Challenge: Give the number of lines in the data that hold the string "Years". Nothing else is needed.

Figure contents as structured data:
++++++++++

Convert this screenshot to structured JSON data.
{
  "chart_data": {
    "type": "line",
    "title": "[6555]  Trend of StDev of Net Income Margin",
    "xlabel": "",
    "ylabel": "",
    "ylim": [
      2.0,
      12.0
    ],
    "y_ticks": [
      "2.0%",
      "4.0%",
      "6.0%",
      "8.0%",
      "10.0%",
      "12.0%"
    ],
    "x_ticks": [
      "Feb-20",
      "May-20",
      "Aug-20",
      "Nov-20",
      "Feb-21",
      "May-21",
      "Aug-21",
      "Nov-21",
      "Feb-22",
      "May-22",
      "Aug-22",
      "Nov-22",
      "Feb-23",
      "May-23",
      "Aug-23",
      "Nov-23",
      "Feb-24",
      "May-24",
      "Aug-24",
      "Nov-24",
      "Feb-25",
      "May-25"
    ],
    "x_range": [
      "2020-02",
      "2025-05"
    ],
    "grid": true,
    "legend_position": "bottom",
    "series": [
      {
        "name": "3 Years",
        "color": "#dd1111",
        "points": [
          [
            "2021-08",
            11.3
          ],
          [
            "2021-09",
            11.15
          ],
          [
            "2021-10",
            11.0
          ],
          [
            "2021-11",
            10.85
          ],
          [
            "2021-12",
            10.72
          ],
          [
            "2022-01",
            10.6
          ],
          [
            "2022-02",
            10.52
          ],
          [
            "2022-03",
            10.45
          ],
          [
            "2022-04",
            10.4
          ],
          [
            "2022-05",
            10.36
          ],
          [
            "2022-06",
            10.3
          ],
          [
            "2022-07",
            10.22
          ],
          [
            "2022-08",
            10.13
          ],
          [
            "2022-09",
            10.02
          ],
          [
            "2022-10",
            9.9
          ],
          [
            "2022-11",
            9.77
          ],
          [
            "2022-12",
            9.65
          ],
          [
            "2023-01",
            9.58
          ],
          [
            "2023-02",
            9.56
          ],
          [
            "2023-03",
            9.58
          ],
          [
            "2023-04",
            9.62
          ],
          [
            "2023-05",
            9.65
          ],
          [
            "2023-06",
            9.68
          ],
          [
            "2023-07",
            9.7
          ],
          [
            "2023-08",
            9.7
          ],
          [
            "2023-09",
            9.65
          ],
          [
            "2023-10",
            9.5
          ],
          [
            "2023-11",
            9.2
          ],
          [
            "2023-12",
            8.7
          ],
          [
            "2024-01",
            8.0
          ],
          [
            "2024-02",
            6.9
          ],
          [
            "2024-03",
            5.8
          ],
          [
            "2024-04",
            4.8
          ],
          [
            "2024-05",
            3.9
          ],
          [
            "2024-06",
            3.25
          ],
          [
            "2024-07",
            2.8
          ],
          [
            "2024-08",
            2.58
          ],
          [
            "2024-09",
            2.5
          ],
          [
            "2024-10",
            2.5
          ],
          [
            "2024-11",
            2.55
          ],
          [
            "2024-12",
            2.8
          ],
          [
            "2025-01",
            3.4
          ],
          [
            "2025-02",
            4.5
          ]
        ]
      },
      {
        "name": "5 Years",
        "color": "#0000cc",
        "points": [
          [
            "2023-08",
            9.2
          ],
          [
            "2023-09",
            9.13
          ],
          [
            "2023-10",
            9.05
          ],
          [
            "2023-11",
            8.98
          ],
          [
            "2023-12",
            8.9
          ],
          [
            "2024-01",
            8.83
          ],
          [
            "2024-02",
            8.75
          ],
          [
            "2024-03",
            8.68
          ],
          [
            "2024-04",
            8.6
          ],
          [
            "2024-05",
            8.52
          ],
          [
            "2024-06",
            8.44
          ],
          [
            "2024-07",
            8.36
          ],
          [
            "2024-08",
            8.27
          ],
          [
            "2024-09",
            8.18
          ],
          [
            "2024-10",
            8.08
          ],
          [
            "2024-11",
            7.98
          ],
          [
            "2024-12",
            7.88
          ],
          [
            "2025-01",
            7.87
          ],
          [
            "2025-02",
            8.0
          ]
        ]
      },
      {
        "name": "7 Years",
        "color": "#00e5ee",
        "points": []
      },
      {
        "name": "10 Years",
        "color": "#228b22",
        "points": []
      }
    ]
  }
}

++++++++++

Solved problem: 4